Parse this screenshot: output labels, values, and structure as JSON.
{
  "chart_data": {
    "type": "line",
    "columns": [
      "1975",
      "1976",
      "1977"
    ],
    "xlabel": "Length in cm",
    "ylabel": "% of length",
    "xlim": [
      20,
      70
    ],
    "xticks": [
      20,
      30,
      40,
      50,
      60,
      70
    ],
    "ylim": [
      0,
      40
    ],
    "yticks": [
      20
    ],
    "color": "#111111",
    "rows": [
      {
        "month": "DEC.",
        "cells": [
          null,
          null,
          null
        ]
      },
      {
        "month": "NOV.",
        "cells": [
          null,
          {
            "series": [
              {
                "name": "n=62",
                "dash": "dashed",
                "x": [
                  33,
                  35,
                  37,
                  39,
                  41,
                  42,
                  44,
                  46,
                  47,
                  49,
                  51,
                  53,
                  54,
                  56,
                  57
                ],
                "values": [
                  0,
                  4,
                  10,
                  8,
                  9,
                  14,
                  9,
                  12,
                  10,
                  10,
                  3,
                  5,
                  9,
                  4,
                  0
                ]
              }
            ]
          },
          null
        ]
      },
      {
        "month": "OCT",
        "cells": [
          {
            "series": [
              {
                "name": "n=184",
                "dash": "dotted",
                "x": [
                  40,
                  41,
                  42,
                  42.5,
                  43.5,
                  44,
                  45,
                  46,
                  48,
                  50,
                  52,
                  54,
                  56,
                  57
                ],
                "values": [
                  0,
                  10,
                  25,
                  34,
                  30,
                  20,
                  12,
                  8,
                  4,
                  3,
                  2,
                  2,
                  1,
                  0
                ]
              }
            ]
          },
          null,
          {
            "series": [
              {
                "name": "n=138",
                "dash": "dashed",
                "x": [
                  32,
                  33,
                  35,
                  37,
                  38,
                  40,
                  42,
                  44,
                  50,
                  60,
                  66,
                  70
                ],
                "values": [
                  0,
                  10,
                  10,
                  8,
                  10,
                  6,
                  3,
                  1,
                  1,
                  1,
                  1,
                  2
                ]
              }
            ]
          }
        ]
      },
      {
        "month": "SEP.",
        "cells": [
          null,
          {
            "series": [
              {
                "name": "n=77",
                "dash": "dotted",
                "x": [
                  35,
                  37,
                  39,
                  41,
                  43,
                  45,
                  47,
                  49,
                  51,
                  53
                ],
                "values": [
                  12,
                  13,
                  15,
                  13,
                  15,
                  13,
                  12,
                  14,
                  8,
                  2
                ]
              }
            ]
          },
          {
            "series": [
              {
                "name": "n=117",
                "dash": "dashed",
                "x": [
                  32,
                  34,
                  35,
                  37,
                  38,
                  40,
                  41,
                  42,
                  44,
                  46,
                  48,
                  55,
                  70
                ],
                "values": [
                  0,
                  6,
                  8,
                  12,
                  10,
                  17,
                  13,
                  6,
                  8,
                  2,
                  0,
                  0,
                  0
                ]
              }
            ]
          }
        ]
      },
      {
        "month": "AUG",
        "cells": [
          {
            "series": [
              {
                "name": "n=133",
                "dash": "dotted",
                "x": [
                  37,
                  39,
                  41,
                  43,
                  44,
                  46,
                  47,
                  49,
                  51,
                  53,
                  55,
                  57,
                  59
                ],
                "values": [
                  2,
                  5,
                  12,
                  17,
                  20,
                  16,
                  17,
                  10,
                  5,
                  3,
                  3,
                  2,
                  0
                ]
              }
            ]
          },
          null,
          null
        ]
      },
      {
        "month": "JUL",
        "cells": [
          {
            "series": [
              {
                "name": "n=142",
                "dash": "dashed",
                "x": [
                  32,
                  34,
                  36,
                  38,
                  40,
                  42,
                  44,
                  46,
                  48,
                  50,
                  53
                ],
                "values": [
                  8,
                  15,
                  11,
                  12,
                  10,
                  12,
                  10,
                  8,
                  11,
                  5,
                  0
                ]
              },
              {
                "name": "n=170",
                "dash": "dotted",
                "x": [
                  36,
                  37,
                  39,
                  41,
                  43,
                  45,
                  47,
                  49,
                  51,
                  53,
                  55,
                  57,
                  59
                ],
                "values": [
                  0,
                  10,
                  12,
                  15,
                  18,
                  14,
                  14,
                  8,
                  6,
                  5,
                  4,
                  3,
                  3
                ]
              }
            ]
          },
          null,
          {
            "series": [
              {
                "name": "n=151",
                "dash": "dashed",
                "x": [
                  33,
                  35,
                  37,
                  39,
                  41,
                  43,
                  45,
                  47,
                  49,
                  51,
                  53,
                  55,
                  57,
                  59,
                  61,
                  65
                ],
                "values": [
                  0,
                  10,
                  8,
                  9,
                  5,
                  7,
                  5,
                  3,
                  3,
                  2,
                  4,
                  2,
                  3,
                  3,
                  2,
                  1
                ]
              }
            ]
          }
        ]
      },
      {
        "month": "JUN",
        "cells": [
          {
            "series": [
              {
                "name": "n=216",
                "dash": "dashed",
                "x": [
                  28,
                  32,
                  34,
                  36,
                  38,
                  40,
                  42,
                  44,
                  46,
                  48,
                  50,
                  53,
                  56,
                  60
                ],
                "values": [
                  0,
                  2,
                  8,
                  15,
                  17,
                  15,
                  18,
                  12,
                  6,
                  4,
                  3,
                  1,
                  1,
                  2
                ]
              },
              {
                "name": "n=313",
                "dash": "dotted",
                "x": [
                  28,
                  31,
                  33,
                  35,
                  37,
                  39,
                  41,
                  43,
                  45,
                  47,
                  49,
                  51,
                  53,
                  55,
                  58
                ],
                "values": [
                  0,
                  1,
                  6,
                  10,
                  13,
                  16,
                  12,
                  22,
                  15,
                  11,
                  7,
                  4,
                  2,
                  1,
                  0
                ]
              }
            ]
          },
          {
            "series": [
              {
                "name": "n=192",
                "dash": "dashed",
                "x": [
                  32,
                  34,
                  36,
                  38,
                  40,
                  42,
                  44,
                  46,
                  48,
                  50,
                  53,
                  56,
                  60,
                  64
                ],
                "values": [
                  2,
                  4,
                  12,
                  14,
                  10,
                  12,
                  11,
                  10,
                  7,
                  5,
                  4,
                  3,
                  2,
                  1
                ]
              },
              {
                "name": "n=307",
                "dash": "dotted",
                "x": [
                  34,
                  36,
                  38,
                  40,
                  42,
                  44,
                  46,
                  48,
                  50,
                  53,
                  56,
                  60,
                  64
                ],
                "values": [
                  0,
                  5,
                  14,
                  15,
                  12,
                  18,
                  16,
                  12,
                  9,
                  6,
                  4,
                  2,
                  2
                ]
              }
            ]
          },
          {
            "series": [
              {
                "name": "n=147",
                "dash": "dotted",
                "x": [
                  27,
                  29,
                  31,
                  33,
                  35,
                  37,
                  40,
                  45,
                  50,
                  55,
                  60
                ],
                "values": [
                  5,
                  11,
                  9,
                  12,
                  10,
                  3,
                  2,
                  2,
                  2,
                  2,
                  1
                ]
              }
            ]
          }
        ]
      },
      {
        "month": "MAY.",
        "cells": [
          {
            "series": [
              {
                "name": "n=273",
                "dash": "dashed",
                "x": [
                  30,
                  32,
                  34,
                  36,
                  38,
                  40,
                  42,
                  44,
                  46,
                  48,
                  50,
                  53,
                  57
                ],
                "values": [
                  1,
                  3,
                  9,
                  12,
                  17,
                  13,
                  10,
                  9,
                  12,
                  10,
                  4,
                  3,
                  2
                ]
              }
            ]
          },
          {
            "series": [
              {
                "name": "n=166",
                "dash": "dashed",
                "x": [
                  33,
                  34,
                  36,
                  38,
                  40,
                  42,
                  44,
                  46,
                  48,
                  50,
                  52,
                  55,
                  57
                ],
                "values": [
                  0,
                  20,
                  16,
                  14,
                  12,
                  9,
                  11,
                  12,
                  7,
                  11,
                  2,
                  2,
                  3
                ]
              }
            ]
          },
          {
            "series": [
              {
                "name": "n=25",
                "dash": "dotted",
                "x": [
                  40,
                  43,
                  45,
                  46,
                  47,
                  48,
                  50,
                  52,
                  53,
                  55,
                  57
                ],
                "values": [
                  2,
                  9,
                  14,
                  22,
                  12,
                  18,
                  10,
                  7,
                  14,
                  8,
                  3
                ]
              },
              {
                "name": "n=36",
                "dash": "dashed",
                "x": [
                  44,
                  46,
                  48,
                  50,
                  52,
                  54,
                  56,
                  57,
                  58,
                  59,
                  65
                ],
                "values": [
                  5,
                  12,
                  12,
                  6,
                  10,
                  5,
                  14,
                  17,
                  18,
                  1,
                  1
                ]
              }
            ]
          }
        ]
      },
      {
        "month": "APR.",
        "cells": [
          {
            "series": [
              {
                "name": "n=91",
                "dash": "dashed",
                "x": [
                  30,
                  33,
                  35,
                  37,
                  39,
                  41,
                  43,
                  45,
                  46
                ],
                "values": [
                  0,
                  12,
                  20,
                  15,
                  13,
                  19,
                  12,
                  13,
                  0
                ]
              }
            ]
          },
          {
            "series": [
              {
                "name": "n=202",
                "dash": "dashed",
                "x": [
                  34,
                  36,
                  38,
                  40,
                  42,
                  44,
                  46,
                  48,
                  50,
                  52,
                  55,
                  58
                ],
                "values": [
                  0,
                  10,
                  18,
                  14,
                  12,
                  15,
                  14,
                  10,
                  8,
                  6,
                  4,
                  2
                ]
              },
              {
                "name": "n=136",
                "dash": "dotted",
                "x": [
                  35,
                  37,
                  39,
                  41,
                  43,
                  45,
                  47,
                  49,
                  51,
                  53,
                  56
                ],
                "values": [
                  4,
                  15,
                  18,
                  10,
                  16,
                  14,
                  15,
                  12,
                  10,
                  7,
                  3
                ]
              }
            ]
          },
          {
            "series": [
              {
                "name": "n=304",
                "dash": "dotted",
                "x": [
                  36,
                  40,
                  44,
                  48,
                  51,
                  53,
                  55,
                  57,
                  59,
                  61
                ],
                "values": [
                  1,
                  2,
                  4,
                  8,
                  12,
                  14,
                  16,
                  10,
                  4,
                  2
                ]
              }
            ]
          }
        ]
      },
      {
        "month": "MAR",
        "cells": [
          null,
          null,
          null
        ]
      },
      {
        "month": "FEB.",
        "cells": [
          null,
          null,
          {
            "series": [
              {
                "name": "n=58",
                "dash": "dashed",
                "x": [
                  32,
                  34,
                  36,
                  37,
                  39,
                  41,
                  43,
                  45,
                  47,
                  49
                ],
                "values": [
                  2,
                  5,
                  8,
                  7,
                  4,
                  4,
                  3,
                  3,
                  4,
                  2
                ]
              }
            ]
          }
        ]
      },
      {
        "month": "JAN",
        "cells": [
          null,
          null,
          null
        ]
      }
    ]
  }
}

### [WORK REQUIRED]
Count how many lines above contain the word "month". Reply with the number alone.

### [SOLUTION FOR THIS TASK]
12